Work to do: All of the entries must be reproduced exactly, with no images carried over.

## BEGIN

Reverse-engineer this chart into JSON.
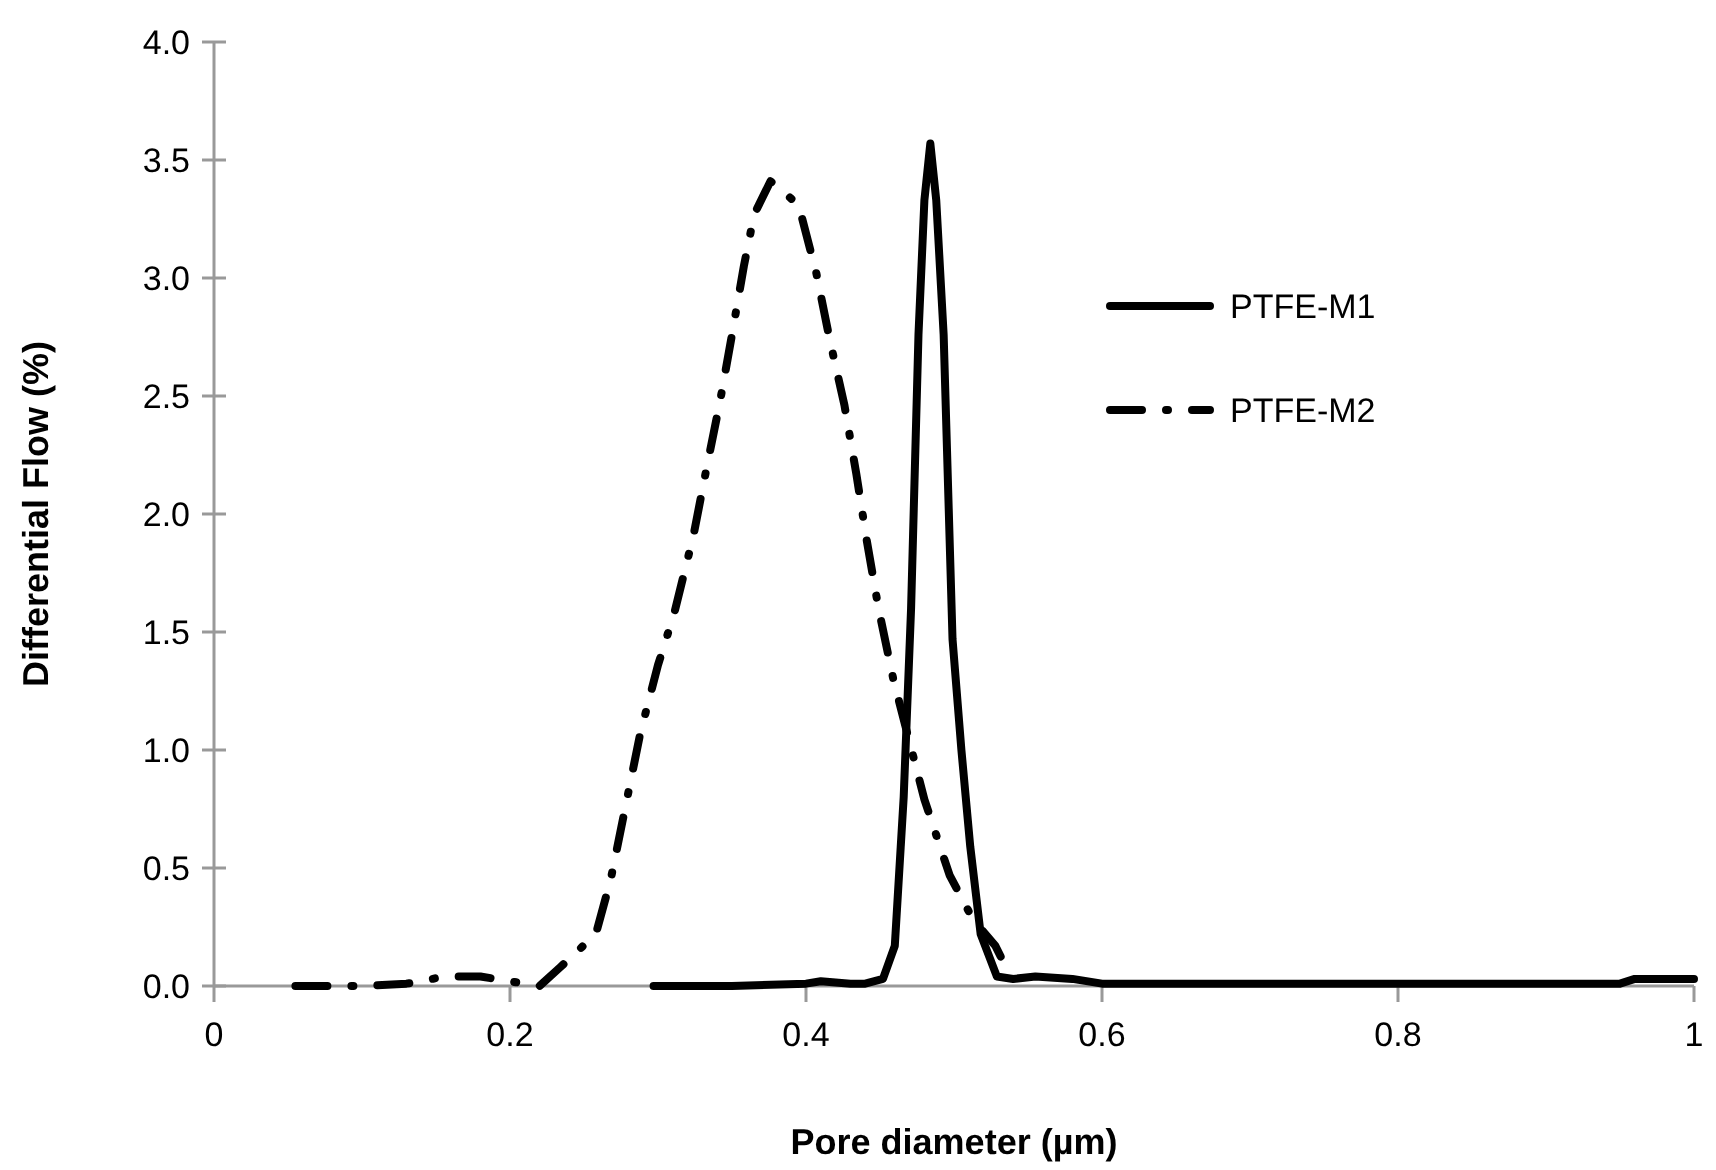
{
  "chart_data": {
    "type": "line",
    "xlabel": "Pore diameter (µm)",
    "ylabel": "Differential Flow (%)",
    "xlim": [
      0,
      1
    ],
    "xticks": [
      0,
      0.2,
      0.4,
      0.6,
      0.8,
      1
    ],
    "ylim": [
      0,
      4
    ],
    "yticks": [
      {
        "value": 0,
        "label": "0.0"
      },
      0.5,
      {
        "value": 1,
        "label": "1.0"
      },
      1.5,
      {
        "value": 2,
        "label": "2.0"
      },
      2.5,
      {
        "value": 3,
        "label": "3.0"
      },
      3.5,
      {
        "value": 4,
        "label": "4.0"
      }
    ],
    "grid": false,
    "legend": "right",
    "marker": "none",
    "series": [
      {
        "name": "PTFE-M1",
        "color": "#000000",
        "line_style": "solid",
        "x": [
          0.297,
          0.35,
          0.4,
          0.41,
          0.43,
          0.44,
          0.452,
          0.46,
          0.466,
          0.471,
          0.476,
          0.48,
          0.484,
          0.488,
          0.493,
          0.499,
          0.505,
          0.511,
          0.518,
          0.529,
          0.54,
          0.555,
          0.58,
          0.6,
          0.7,
          0.8,
          0.9,
          0.95,
          0.96,
          1.0
        ],
        "values": [
          0,
          0,
          0.01,
          0.02,
          0.01,
          0.01,
          0.03,
          0.17,
          0.8,
          1.6,
          2.76,
          3.33,
          3.57,
          3.33,
          2.76,
          1.47,
          1.0,
          0.59,
          0.22,
          0.04,
          0.03,
          0.04,
          0.03,
          0.01,
          0.01,
          0.01,
          0.01,
          0.01,
          0.03,
          0.03
        ]
      },
      {
        "name": "PTFE-M2",
        "color": "#000000",
        "line_style": "dashdot",
        "x": [
          0.055,
          0.1,
          0.13,
          0.14,
          0.155,
          0.18,
          0.2,
          0.22,
          0.234,
          0.258,
          0.268,
          0.279,
          0.288,
          0.3,
          0.311,
          0.324,
          0.333,
          0.342,
          0.35,
          0.358,
          0.365,
          0.376,
          0.395,
          0.407,
          0.416,
          0.426,
          0.434,
          0.441,
          0.449,
          0.459,
          0.48,
          0.497,
          0.513,
          0.528,
          0.535
        ],
        "values": [
          0,
          0,
          0.01,
          0.02,
          0.04,
          0.04,
          0.02,
          0,
          0.08,
          0.22,
          0.45,
          0.79,
          1.07,
          1.36,
          1.58,
          1.91,
          2.2,
          2.48,
          2.76,
          3.05,
          3.27,
          3.41,
          3.31,
          3.02,
          2.74,
          2.46,
          2.17,
          1.89,
          1.6,
          1.3,
          0.79,
          0.47,
          0.28,
          0.17,
          0.08
        ]
      }
    ]
  }
}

## END

In response:
Reverse-engineer this chart into JSON.
{
  "chart_data": {
    "type": "line",
    "xlabel": "Pore diameter (µm)",
    "ylabel": "Differential Flow (%)",
    "xlim": [
      0,
      1
    ],
    "xticks": [
      0,
      0.2,
      0.4,
      0.6,
      0.8,
      1
    ],
    "ylim": [
      0,
      4
    ],
    "yticks": [
      {
        "value": 0,
        "label": "0.0"
      },
      0.5,
      {
        "value": 1,
        "label": "1.0"
      },
      1.5,
      {
        "value": 2,
        "label": "2.0"
      },
      2.5,
      {
        "value": 3,
        "label": "3.0"
      },
      3.5,
      {
        "value": 4,
        "label": "4.0"
      }
    ],
    "grid": false,
    "legend": "right",
    "marker": "none",
    "series": [
      {
        "name": "PTFE-M1",
        "color": "#000000",
        "line_style": "solid",
        "x": [
          0.297,
          0.35,
          0.4,
          0.41,
          0.43,
          0.44,
          0.452,
          0.46,
          0.466,
          0.471,
          0.476,
          0.48,
          0.484,
          0.488,
          0.493,
          0.499,
          0.505,
          0.511,
          0.518,
          0.529,
          0.54,
          0.555,
          0.58,
          0.6,
          0.7,
          0.8,
          0.9,
          0.95,
          0.96,
          1.0
        ],
        "values": [
          0,
          0,
          0.01,
          0.02,
          0.01,
          0.01,
          0.03,
          0.17,
          0.8,
          1.6,
          2.76,
          3.33,
          3.57,
          3.33,
          2.76,
          1.47,
          1.0,
          0.59,
          0.22,
          0.04,
          0.03,
          0.04,
          0.03,
          0.01,
          0.01,
          0.01,
          0.01,
          0.01,
          0.03,
          0.03
        ]
      },
      {
        "name": "PTFE-M2",
        "color": "#000000",
        "line_style": "dashdot",
        "x": [
          0.055,
          0.1,
          0.13,
          0.14,
          0.155,
          0.18,
          0.2,
          0.22,
          0.234,
          0.258,
          0.268,
          0.279,
          0.288,
          0.3,
          0.311,
          0.324,
          0.333,
          0.342,
          0.35,
          0.358,
          0.365,
          0.376,
          0.395,
          0.407,
          0.416,
          0.426,
          0.434,
          0.441,
          0.449,
          0.459,
          0.48,
          0.497,
          0.513,
          0.528,
          0.535
        ],
        "values": [
          0,
          0,
          0.01,
          0.02,
          0.04,
          0.04,
          0.02,
          0,
          0.08,
          0.22,
          0.45,
          0.79,
          1.07,
          1.36,
          1.58,
          1.91,
          2.2,
          2.48,
          2.76,
          3.05,
          3.27,
          3.41,
          3.31,
          3.02,
          2.74,
          2.46,
          2.17,
          1.89,
          1.6,
          1.3,
          0.79,
          0.47,
          0.28,
          0.17,
          0.08
        ]
      }
    ]
  }
}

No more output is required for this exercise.